— What the task asks —
All records are to be restated exactly, each line as it reads.
---- Records for this exercise
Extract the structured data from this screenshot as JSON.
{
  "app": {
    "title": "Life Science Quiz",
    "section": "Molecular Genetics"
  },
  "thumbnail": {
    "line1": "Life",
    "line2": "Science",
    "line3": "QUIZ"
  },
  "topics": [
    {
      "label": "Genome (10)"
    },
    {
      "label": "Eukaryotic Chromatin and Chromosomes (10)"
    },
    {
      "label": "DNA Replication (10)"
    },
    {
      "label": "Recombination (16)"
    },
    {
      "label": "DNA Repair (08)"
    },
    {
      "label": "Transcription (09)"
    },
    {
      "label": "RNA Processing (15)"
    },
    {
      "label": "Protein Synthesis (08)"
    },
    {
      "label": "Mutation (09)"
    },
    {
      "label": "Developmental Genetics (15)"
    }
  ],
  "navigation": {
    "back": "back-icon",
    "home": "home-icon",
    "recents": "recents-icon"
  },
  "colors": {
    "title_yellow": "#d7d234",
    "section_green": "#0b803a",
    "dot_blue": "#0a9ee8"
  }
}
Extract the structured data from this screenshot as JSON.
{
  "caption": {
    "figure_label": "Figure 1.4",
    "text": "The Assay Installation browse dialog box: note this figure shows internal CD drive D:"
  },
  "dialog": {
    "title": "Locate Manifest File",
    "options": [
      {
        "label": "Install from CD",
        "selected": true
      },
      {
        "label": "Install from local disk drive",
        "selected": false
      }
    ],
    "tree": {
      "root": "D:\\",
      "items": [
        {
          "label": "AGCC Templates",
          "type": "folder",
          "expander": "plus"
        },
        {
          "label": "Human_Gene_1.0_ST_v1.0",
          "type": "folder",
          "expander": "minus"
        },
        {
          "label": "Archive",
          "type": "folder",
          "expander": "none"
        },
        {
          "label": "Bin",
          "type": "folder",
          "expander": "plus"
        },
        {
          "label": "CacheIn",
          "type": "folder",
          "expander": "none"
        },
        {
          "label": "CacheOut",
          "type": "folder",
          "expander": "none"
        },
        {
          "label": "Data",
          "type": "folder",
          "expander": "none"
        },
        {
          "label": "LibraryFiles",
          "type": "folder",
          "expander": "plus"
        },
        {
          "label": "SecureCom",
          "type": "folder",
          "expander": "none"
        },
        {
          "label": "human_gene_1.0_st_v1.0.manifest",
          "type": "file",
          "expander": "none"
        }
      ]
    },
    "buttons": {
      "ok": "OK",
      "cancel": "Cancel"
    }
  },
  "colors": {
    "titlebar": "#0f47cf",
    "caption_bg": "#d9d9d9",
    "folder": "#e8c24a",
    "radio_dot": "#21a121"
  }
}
--------
— Exercise output —
Extract the structured data from this screenshot as JSON.
{
  "app": {
    "title": "Life Science Quiz",
    "section": "Molecular Genetics"
  },
  "thumbnail": {
    "line1": "Life",
    "line2": "Science",
    "line3": "QUIZ"
  },
  "topics": [
    {
      "label": "Genome (10)"
    },
    {
      "label": "Eukaryotic Chromatin and Chromosomes (10)"
    },
    {
      "label": "DNA Replication (10)"
    },
    {
      "label": "Recombination (16)"
    },
    {
      "label": "DNA Repair (08)"
    },
    {
      "label": "Transcription (09)"
    },
    {
      "label": "RNA Processing (15)"
    },
    {
      "label": "Protein Synthesis (08)"
    },
    {
      "label": "Mutation (09)"
    },
    {
      "label": "Developmental Genetics (15)"
    }
  ],
  "navigation": {
    "back": "back-icon",
    "home": "home-icon",
    "recents": "recents-icon"
  },
  "colors": {
    "title_yellow": "#d7d234",
    "section_green": "#0b803a",
    "dot_blue": "#0a9ee8"
  }
}
Extract the structured data from this screenshot as JSON.
{
  "caption": {
    "figure_label": "Figure 1.4",
    "text": "The Assay Installation browse dialog box: note this figure shows internal CD drive D:"
  },
  "dialog": {
    "title": "Locate Manifest File",
    "options": [
      {
        "label": "Install from CD",
        "selected": true
      },
      {
        "label": "Install from local disk drive",
        "selected": false
      }
    ],
    "tree": {
      "root": "D:\\",
      "items": [
        {
          "label": "AGCC Templates",
          "type": "folder",
          "expander": "plus"
        },
        {
          "label": "Human_Gene_1.0_ST_v1.0",
          "type": "folder",
          "expander": "minus"
        },
        {
          "label": "Archive",
          "type": "folder",
          "expander": "none"
        },
        {
          "label": "Bin",
          "type": "folder",
          "expander": "plus"
        },
        {
          "label": "CacheIn",
          "type": "folder",
          "expander": "none"
        },
        {
          "label": "CacheOut",
          "type": "folder",
          "expander": "none"
        },
        {
          "label": "Data",
          "type": "folder",
          "expander": "none"
        },
        {
          "label": "LibraryFiles",
          "type": "folder",
          "expander": "plus"
        },
        {
          "label": "SecureCom",
          "type": "folder",
          "expander": "none"
        },
        {
          "label": "human_gene_1.0_st_v1.0.manifest",
          "type": "file",
          "expander": "none"
        }
      ]
    },
    "buttons": {
      "ok": "OK",
      "cancel": "Cancel"
    }
  },
  "colors": {
    "titlebar": "#0f47cf",
    "caption_bg": "#d9d9d9",
    "folder": "#e8c24a",
    "radio_dot": "#21a121"
  }
}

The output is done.